Retype the stretch of the material from the line containing "Patent image size: (893, 911)." through the line containing "The portion of", both included, and nothing else.
——
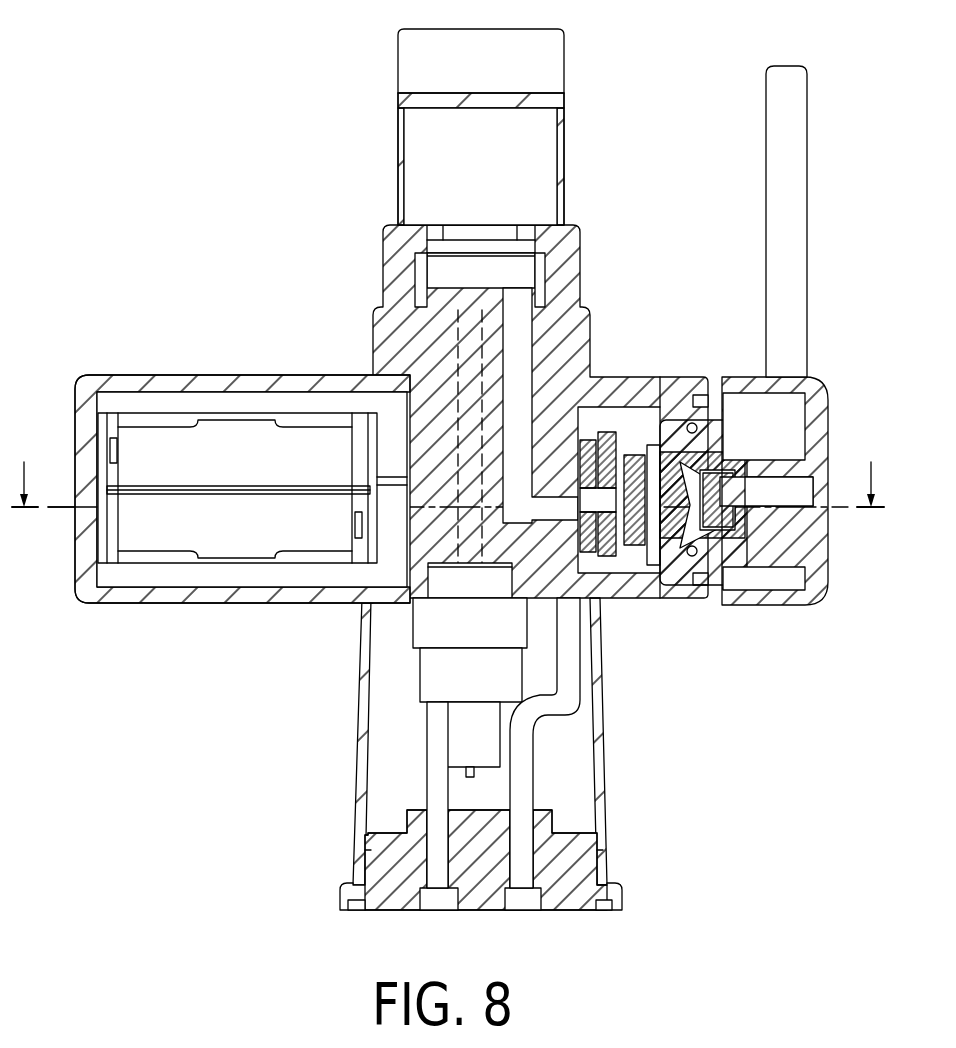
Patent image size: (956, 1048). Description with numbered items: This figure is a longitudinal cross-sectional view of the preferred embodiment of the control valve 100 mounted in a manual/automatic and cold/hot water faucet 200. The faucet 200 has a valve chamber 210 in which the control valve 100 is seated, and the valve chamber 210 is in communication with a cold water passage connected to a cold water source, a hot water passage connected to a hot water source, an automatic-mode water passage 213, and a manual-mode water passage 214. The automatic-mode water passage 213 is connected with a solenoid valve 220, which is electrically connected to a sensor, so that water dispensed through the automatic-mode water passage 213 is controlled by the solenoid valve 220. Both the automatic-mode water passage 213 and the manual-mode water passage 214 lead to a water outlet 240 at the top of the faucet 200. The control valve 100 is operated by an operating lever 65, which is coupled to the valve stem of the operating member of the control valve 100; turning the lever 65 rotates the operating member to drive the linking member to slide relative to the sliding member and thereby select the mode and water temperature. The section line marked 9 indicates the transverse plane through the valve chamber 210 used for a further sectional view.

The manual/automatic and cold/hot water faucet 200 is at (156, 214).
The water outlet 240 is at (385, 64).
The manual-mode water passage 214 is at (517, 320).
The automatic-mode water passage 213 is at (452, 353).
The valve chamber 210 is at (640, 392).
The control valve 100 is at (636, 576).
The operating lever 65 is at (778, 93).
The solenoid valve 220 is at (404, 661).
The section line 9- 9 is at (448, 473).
——
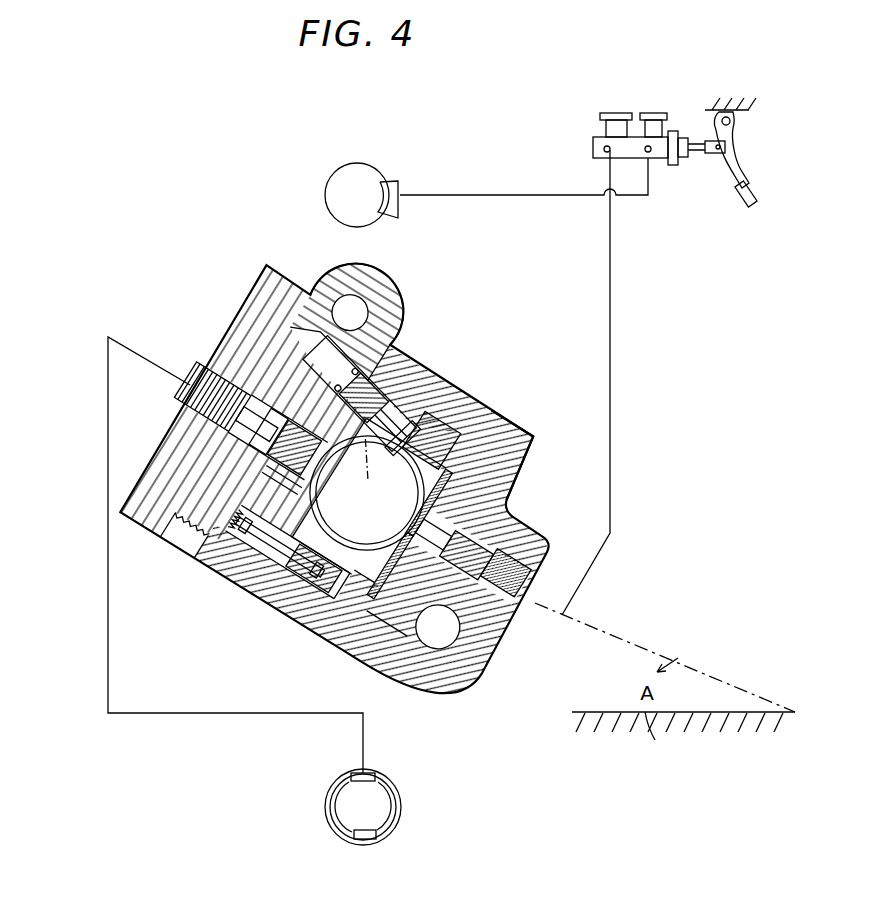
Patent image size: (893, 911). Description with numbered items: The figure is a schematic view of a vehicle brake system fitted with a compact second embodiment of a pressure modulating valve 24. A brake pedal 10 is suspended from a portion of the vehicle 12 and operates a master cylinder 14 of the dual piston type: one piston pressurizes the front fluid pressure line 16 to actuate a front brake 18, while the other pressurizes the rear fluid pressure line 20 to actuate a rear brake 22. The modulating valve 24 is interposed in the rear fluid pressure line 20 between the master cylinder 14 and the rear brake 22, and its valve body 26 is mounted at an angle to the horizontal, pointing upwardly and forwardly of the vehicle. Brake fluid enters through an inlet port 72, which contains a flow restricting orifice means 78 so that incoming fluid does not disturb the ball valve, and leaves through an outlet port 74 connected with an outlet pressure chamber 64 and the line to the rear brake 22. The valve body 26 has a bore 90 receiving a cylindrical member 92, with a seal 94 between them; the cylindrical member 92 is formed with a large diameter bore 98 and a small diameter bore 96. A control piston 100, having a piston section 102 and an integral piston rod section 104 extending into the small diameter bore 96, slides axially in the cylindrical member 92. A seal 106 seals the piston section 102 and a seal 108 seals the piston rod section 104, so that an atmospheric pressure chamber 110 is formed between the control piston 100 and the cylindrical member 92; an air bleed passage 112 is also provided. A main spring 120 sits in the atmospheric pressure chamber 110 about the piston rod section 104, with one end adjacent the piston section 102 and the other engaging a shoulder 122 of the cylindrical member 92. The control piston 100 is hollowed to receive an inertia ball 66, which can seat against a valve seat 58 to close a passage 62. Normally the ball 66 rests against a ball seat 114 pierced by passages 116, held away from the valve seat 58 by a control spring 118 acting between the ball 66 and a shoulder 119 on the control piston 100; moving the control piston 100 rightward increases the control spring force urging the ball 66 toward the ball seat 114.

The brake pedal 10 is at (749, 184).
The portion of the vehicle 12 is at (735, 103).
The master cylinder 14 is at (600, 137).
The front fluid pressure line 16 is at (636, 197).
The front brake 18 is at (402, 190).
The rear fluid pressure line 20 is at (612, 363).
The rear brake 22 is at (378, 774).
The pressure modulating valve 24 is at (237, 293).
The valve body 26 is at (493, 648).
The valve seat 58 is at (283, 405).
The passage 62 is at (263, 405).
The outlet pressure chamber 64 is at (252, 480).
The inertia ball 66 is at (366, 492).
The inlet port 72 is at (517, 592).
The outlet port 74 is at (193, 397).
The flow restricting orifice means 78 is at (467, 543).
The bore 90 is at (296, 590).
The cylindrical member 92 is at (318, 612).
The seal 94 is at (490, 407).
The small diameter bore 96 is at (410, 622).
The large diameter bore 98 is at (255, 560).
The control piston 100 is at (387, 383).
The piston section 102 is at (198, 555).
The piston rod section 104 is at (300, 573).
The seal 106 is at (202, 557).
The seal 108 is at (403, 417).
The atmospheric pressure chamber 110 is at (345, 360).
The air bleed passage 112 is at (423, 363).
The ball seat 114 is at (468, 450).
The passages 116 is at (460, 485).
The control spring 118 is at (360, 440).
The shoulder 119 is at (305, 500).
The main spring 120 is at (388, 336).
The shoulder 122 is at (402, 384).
——
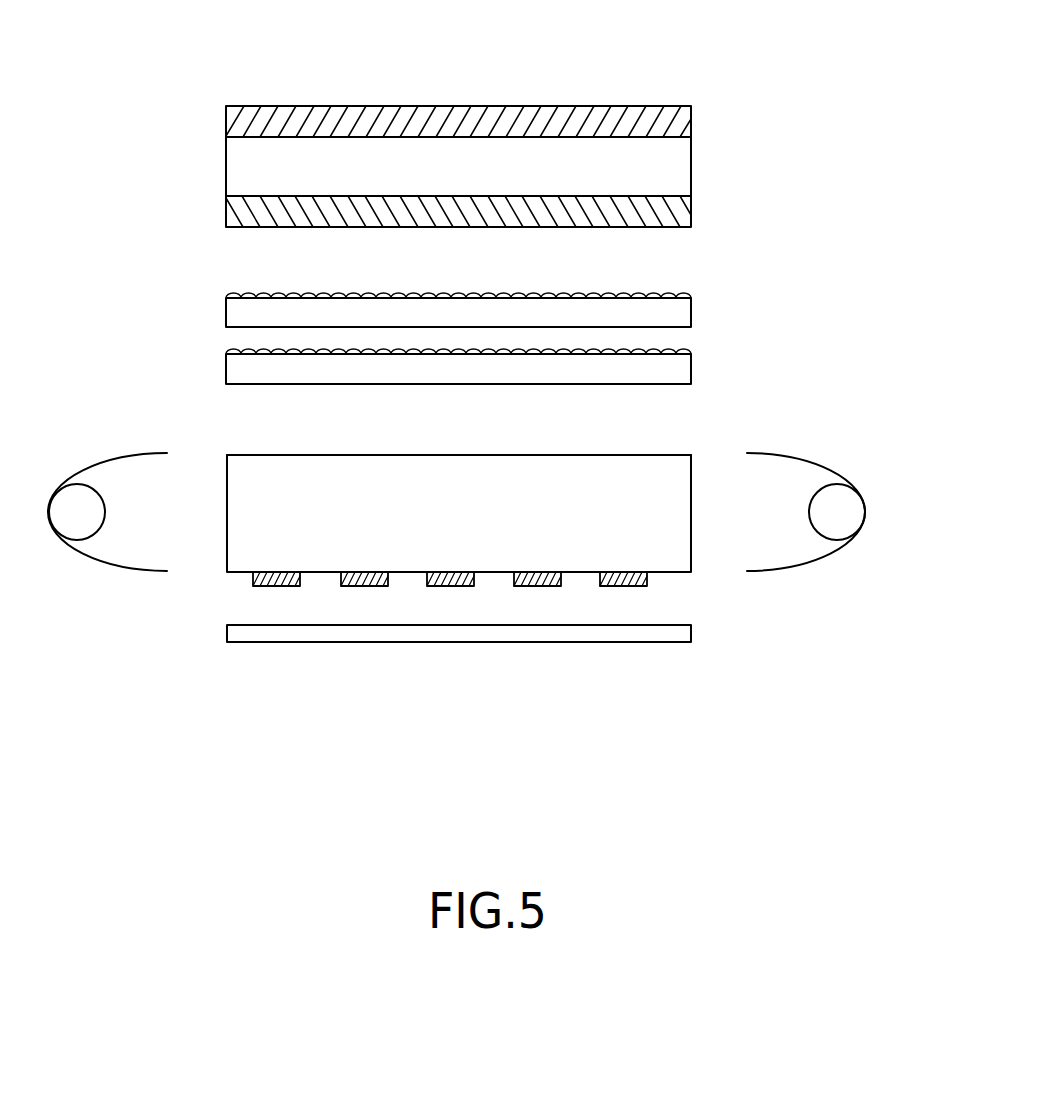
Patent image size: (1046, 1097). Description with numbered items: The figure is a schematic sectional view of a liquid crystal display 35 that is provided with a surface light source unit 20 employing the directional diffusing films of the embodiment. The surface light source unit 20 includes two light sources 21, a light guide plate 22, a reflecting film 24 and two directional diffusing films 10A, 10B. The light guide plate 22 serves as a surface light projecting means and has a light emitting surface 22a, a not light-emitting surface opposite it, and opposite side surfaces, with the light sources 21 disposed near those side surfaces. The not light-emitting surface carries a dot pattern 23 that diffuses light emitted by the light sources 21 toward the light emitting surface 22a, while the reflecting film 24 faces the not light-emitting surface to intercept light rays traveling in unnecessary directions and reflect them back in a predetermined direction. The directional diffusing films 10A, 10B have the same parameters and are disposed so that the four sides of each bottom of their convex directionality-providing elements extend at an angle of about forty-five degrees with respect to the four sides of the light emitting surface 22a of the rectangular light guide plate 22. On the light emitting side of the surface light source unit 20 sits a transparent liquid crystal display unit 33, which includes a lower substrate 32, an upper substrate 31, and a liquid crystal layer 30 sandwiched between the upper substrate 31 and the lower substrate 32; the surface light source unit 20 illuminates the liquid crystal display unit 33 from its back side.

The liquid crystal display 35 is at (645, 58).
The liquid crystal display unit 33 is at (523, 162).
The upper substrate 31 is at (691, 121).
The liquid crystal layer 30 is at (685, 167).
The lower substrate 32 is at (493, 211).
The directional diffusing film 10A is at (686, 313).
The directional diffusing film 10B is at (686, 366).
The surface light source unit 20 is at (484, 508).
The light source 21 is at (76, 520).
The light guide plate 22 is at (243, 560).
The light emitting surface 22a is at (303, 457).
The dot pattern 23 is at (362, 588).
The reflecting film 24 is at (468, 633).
——
# Answer for this exercise
Patent image size: (893, 911). Description with numbered items: The figure is a schematic view of a vehicle brake system fitted with a compact second embodiment of a pressure modulating valve 24. A brake pedal 10 is suspended from a portion of the vehicle 12 and operates a master cylinder 14 of the dual piston type: one piston pressurizes the front fluid pressure line 16 to actuate a front brake 18, while the other pressurizes the rear fluid pressure line 20 to actuate a rear brake 22. The modulating valve 24 is interposed in the rear fluid pressure line 20 between the master cylinder 14 and the rear brake 22, and its valve body 26 is mounted at an angle to the horizontal, pointing upwardly and forwardly of the vehicle. Brake fluid enters through an inlet port 72, which contains a flow restricting orifice means 78 so that incoming fluid does not disturb the ball valve, and leaves through an outlet port 74 connected with an outlet pressure chamber 64 and the line to the rear brake 22. The valve body 26 has a bore 90 receiving a cylindrical member 92, with a seal 94 between them; the cylindrical member 92 is formed with a large diameter bore 98 and a small diameter bore 96. A control piston 100, having a piston section 102 and an integral piston rod section 104 extending into the small diameter bore 96, slides axially in the cylindrical member 92. A seal 106 seals the piston section 102 and a seal 108 seals the piston rod section 104, so that an atmospheric pressure chamber 110 is formed between the control piston 100 and the cylindrical member 92; an air bleed passage 112 is also provided. A main spring 120 sits in the atmospheric pressure chamber 110 about the piston rod section 104, with one end adjacent the piston section 102 and the other engaging a shoulder 122 of the cylindrical member 92. The control piston 100 is hollowed to receive an inertia ball 66, which can seat against a valve seat 58 to close a passage 62. Normally the ball 66 rests against a ball seat 114 pierced by passages 116, held away from the valve seat 58 by a control spring 118 acting between the ball 66 and a shoulder 119 on the control piston 100; moving the control piston 100 rightward increases the control spring force urging the ball 66 toward the ball seat 114.

The brake pedal 10 is at (749, 184).
The portion of the vehicle 12 is at (735, 103).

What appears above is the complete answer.